AIM -
Return each line of the material verbatim.

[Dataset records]

• • • •

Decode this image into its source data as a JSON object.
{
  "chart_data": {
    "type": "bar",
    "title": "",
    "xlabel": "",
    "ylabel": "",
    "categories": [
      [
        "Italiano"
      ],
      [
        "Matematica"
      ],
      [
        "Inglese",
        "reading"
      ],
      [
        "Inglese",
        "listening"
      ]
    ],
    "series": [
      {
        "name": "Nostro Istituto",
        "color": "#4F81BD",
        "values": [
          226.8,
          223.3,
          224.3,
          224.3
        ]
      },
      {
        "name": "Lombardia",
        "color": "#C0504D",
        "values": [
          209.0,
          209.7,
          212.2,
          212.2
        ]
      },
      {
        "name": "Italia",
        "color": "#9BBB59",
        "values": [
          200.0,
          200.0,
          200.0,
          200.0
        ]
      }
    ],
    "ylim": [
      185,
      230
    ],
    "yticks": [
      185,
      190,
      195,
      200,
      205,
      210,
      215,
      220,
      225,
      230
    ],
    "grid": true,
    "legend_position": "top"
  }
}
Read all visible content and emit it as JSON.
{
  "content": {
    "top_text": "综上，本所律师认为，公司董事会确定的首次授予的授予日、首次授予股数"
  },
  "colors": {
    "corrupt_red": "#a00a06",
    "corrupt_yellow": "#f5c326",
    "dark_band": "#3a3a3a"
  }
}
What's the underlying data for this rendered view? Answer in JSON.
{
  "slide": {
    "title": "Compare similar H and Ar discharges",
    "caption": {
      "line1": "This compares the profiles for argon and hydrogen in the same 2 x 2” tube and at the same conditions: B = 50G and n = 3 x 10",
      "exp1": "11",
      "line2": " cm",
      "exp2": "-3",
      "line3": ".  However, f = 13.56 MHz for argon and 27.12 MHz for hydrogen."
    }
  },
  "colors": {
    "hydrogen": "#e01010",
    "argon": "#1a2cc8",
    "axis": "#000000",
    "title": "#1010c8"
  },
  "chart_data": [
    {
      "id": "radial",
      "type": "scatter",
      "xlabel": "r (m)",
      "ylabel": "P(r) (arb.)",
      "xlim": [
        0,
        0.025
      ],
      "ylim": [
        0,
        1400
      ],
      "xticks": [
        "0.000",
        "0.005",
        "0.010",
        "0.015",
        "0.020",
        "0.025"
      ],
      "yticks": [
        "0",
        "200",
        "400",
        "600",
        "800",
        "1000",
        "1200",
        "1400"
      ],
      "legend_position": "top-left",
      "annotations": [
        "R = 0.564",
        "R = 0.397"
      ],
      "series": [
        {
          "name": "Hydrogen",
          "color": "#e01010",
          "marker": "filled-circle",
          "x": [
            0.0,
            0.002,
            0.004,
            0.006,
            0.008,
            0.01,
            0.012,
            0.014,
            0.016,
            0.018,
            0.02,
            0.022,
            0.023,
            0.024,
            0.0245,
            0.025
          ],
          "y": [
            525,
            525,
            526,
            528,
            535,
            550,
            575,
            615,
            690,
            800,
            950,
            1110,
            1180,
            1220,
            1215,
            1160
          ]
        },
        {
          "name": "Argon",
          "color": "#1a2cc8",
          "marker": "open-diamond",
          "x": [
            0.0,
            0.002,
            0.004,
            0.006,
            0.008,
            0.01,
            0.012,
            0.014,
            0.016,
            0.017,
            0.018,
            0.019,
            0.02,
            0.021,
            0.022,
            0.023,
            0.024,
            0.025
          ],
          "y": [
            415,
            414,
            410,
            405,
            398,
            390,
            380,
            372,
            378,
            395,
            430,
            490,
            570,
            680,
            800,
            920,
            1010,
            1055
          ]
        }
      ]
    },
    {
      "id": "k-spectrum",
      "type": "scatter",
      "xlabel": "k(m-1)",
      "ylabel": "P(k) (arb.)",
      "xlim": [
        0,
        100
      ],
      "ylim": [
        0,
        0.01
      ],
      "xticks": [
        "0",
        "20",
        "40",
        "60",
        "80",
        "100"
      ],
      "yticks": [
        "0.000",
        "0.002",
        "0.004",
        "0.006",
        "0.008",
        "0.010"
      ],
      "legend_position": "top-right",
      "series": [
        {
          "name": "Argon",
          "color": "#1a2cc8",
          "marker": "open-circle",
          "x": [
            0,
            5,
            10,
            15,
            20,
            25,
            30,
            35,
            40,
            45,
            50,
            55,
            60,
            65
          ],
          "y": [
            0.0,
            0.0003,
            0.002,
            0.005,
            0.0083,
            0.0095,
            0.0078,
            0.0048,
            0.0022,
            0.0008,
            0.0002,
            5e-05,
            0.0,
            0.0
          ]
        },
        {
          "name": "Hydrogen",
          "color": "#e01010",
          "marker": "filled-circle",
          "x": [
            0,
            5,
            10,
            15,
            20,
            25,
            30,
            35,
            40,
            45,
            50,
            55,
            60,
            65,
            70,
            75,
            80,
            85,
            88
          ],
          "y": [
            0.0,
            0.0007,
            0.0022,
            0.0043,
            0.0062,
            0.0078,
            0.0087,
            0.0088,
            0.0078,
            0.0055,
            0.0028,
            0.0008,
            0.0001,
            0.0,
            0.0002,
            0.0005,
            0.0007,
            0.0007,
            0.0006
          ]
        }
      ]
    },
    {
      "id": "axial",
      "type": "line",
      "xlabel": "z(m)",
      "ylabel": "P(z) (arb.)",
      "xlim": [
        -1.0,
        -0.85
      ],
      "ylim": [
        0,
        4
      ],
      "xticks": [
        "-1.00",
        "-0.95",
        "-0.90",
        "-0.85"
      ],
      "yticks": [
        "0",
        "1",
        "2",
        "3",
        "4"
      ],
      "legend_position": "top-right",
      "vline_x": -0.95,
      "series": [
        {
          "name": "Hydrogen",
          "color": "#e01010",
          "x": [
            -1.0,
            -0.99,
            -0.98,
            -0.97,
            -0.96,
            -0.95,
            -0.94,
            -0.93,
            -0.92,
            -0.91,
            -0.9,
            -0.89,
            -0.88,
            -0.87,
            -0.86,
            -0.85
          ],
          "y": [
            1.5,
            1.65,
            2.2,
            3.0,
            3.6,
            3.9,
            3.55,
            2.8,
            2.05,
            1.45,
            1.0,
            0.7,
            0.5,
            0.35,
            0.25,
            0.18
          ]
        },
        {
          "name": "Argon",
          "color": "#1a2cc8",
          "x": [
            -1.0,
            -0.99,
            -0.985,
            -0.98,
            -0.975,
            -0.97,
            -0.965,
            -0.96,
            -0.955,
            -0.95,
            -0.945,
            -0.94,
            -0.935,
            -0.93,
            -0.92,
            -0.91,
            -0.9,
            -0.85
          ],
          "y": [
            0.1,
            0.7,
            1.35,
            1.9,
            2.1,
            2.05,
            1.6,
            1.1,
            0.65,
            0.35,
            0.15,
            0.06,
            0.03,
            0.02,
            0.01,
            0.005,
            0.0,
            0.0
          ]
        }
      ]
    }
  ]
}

• • • •

IN RESPONSE -
Decode this image into its source data as a JSON object.
{
  "chart_data": {
    "type": "bar",
    "title": "",
    "xlabel": "",
    "ylabel": "",
    "categories": [
      [
        "Italiano"
      ],
      [
        "Matematica"
      ],
      [
        "Inglese",
        "reading"
      ],
      [
        "Inglese",
        "listening"
      ]
    ],
    "series": [
      {
        "name": "Nostro Istituto",
        "color": "#4F81BD",
        "values": [
          226.8,
          223.3,
          224.3,
          224.3
        ]
      },
      {
        "name": "Lombardia",
        "color": "#C0504D",
        "values": [
          209.0,
          209.7,
          212.2,
          212.2
        ]
      },
      {
        "name": "Italia",
        "color": "#9BBB59",
        "values": [
          200.0,
          200.0,
          200.0,
          200.0
        ]
      }
    ],
    "ylim": [
      185,
      230
    ],
    "yticks": [
      185,
      190,
      195,
      200,
      205,
      210,
      215,
      220,
      225,
      230
    ],
    "grid": true,
    "legend_position": "top"
  }
}
Read all visible content and emit it as JSON.
{
  "content": {
    "top_text": "综上，本所律师认为，公司董事会确定的首次授予的授予日、首次授予股数"
  },
  "colors": {
    "corrupt_red": "#a00a06",
    "corrupt_yellow": "#f5c326",
    "dark_band": "#3a3a3a"
  }
}
What's the underlying data for this rendered view? Answer in JSON.
{
  "slide": {
    "title": "Compare similar H and Ar discharges",
    "caption": {
      "line1": "This compares the profiles for argon and hydrogen in the same 2 x 2” tube and at the same conditions: B = 50G and n = 3 x 10",
      "exp1": "11",
      "line2": " cm",
      "exp2": "-3",
      "line3": ".  However, f = 13.56 MHz for argon and 27.12 MHz for hydrogen."
    }
  },
  "colors": {
    "hydrogen": "#e01010",
    "argon": "#1a2cc8",
    "axis": "#000000",
    "title": "#1010c8"
  },
  "chart_data": [
    {
      "id": "radial",
      "type": "scatter",
      "xlabel": "r (m)",
      "ylabel": "P(r) (arb.)",
      "xlim": [
        0,
        0.025
      ],
      "ylim": [
        0,
        1400
      ],
      "xticks": [
        "0.000",
        "0.005",
        "0.010",
        "0.015",
        "0.020",
        "0.025"
      ],
      "yticks": [
        "0",
        "200",
        "400",
        "600",
        "800",
        "1000",
        "1200",
        "1400"
      ],
      "legend_position": "top-left",
      "annotations": [
        "R = 0.564",
        "R = 0.397"
      ],
      "series": [
        {
          "name": "Hydrogen",
          "color": "#e01010",
          "marker": "filled-circle",
          "x": [
            0.0,
            0.002,
            0.004,
            0.006,
            0.008,
            0.01,
            0.012,
            0.014,
            0.016,
            0.018,
            0.02,
            0.022,
            0.023,
            0.024,
            0.0245,
            0.025
          ],
          "y": [
            525,
            525,
            526,
            528,
            535,
            550,
            575,
            615,
            690,
            800,
            950,
            1110,
            1180,
            1220,
            1215,
            1160
          ]
        },
        {
          "name": "Argon",
          "color": "#1a2cc8",
          "marker": "open-diamond",
          "x": [
            0.0,
            0.002,
            0.004,
            0.006,
            0.008,
            0.01,
            0.012,
            0.014,
            0.016,
            0.017,
            0.018,
            0.019,
            0.02,
            0.021,
            0.022,
            0.023,
            0.024,
            0.025
          ],
          "y": [
            415,
            414,
            410,
            405,
            398,
            390,
            380,
            372,
            378,
            395,
            430,
            490,
            570,
            680,
            800,
            920,
            1010,
            1055
          ]
        }
      ]
    },
    {
      "id": "k-spectrum",
      "type": "scatter",
      "xlabel": "k(m-1)",
      "ylabel": "P(k) (arb.)",
      "xlim": [
        0,
        100
      ],
      "ylim": [
        0,
        0.01
      ],
      "xticks": [
        "0",
        "20",
        "40",
        "60",
        "80",
        "100"
      ],
      "yticks": [
        "0.000",
        "0.002",
        "0.004",
        "0.006",
        "0.008",
        "0.010"
      ],
      "legend_position": "top-right",
      "series": [
        {
          "name": "Argon",
          "color": "#1a2cc8",
          "marker": "open-circle",
          "x": [
            0,
            5,
            10,
            15,
            20,
            25,
            30,
            35,
            40,
            45,
            50,
            55,
            60,
            65
          ],
          "y": [
            0.0,
            0.0003,
            0.002,
            0.005,
            0.0083,
            0.0095,
            0.0078,
            0.0048,
            0.0022,
            0.0008,
            0.0002,
            5e-05,
            0.0,
            0.0
          ]
        },
        {
          "name": "Hydrogen",
          "color": "#e01010",
          "marker": "filled-circle",
          "x": [
            0,
            5,
            10,
            15,
            20,
            25,
            30,
            35,
            40,
            45,
            50,
            55,
            60,
            65,
            70,
            75,
            80,
            85,
            88
          ],
          "y": [
            0.0,
            0.0007,
            0.0022,
            0.0043,
            0.0062,
            0.0078,
            0.0087,
            0.0088,
            0.0078,
            0.0055,
            0.0028,
            0.0008,
            0.0001,
            0.0,
            0.0002,
            0.0005,
            0.0007,
            0.0007,
            0.0006
          ]
        }
      ]
    },
    {
      "id": "axial",
      "type": "line",
      "xlabel": "z(m)",
      "ylabel": "P(z) (arb.)",
      "xlim": [
        -1.0,
        -0.85
      ],
      "ylim": [
        0,
        4
      ],
      "xticks": [
        "-1.00",
        "-0.95",
        "-0.90",
        "-0.85"
      ],
      "yticks": [
        "0",
        "1",
        "2",
        "3",
        "4"
      ],
      "legend_position": "top-right",
      "vline_x": -0.95,
      "series": [
        {
          "name": "Hydrogen",
          "color": "#e01010",
          "x": [
            -1.0,
            -0.99,
            -0.98,
            -0.97,
            -0.96,
            -0.95,
            -0.94,
            -0.93,
            -0.92,
            -0.91,
            -0.9,
            -0.89,
            -0.88,
            -0.87,
            -0.86,
            -0.85
          ],
          "y": [
            1.5,
            1.65,
            2.2,
            3.0,
            3.6,
            3.9,
            3.55,
            2.8,
            2.05,
            1.45,
            1.0,
            0.7,
            0.5,
            0.35,
            0.25,
            0.18
          ]
        },
        {
          "name": "Argon",
          "color": "#1a2cc8",
          "x": [
            -1.0,
            -0.99,
            -0.985,
            -0.98,
            -0.975,
            -0.97,
            -0.965,
            -0.96,
            -0.955,
            -0.95,
            -0.945,
            -0.94,
            -0.935,
            -0.93,
            -0.92,
            -0.91,
            -0.9,
            -0.85
          ],
          "y": [
            0.1,
            0.7,
            1.35,
            1.9,
            2.1,
            2.05,
            1.6,
            1.1,
            0.65,
            0.35,
            0.15,
            0.06,
            0.03,
            0.02,
            0.01,
            0.005,
            0.0,
            0.0
          ]
        }
      ]
    }
  ]
}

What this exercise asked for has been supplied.